EXERCISE GOAL: Reproduce each line of the material exactly, minus any picture.

SOURCE DATA:
• • • •
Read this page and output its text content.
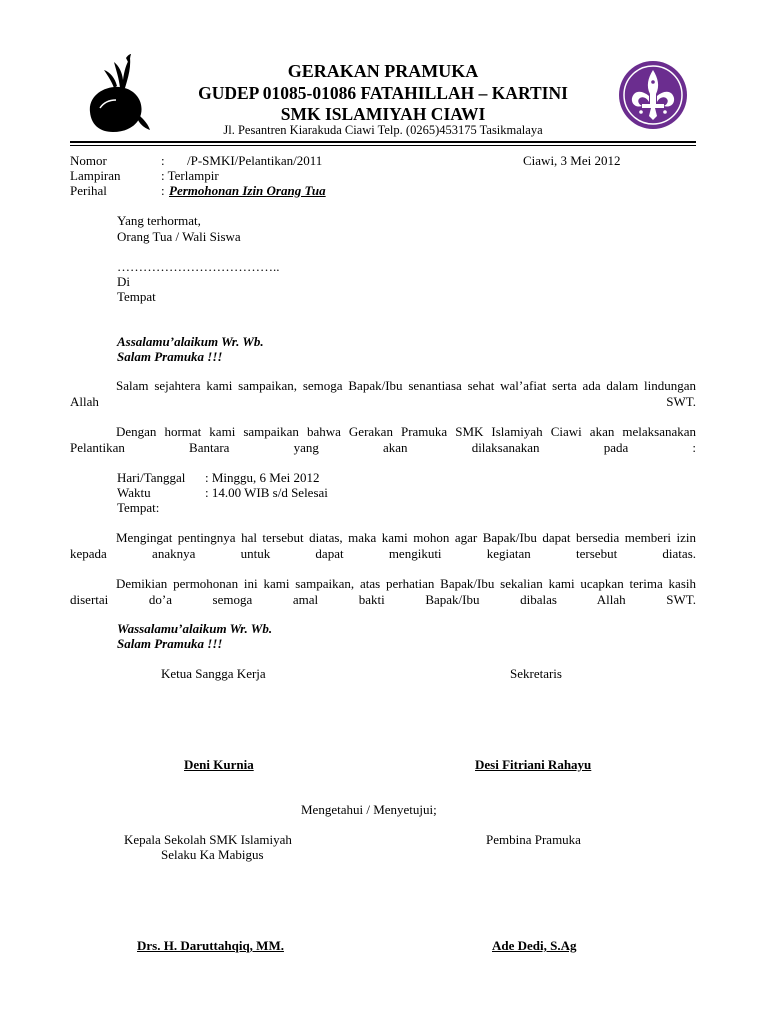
GERAKAN PRAMUKA
GUDEP 01085-01086 FATAHILLAH – KARTINI
SMK ISLAMIYAH CIAWI
Jl. Pesantren Kiarakuda Ciawi Telp. (0265)453175 Tasikmalaya
Nomor	: /P-SMKI/Pelantikan/2011	Ciawi, 3 Mei 2012
Lampiran	: Terlampir
Perihal	: Permohonan Izin Orang Tua
Yang terhormat,
Orang Tua / Wali Siswa
………………………………..
Di
Tempat
Assalamu’alaikum Wr. Wb.
Salam Pramuka !!!
Salam sejahtera kami sampaikan, semoga Bapak/Ibu senantiasa sehat wal’afiat serta ada dalam lindungan Allah SWT.
Dengan hormat kami sampaikan bahwa Gerakan Pramuka SMK Islamiyah Ciawi akan melaksanakan Pelantikan Bantara yang akan dilaksanakan pada :
Hari/Tanggal : Minggu, 6 Mei 2012
Waktu	: 14.00 WIB s/d Selesai
Tempat:
Mengingat pentingnya hal tersebut diatas, maka kami mohon agar Bapak/Ibu dapat bersedia memberi izin kepada anaknya untuk dapat mengikuti kegiatan tersebut diatas.
Demikian permohonan ini kami sampaikan, atas perhatian Bapak/Ibu sekalian kami ucapkan terima kasih disertai do’a semoga amal bakti Bapak/Ibu dibalas Allah SWT.
Wassalamu’alaikum Wr. Wb.
Salam Pramuka !!!
Ketua Sangga Kerja	Sekretaris
Deni Kurnia	Desi Fitriani Rahayu
Mengetahui / Menyetujui;
Kepala Sekolah SMK Islamiyah
Selaku Ka Mabigus
Pembina Pramuka
Drs. H. Daruttahqiq, MM.	Ade Dedi, S.Ag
• • • •
ANSWER FOR THE TASK:
Read this page and output its text content.
GERAKAN PRAMUKA
GUDEP 01085-01086 FATAHILLAH – KARTINI
SMK ISLAMIYAH CIAWI
Jl. Pesantren Kiarakuda Ciawi Telp. (0265)453175 Tasikmalaya
Nomor	: /P-SMKI/Pelantikan/2011	Ciawi, 3 Mei 2012
Lampiran	: Terlampir
Perihal	: Permohonan Izin Orang Tua
Yang terhormat,
Orang Tua / Wali Siswa
………………………………..
Di
Tempat
Assalamu’alaikum Wr. Wb.
Salam Pramuka !!!
Salam sejahtera kami sampaikan, semoga Bapak/Ibu senantiasa sehat wal’afiat serta ada dalam lindungan Allah SWT.
Dengan hormat kami sampaikan bahwa Gerakan Pramuka SMK Islamiyah Ciawi akan melaksanakan Pelantikan Bantara yang akan dilaksanakan pada :
Hari/Tanggal : Minggu, 6 Mei 2012
Waktu	: 14.00 WIB s/d Selesai
Tempat:
Mengingat pentingnya hal tersebut diatas, maka kami mohon agar Bapak/Ibu dapat bersedia memberi izin kepada anaknya untuk dapat mengikuti kegiatan tersebut diatas.
Demikian permohonan ini kami sampaikan, atas perhatian Bapak/Ibu sekalian kami ucapkan terima kasih disertai do’a semoga amal bakti Bapak/Ibu dibalas Allah SWT.
Wassalamu’alaikum Wr. Wb.
Salam Pramuka !!!
Ketua Sangga Kerja	Sekretaris
Deni Kurnia	Desi Fitriani Rahayu
Mengetahui / Menyetujui;
Kepala Sekolah SMK Islamiyah
Selaku Ka Mabigus
Pembina Pramuka
Drs. H. Daruttahqiq, MM.	Ade Dedi, S.Ag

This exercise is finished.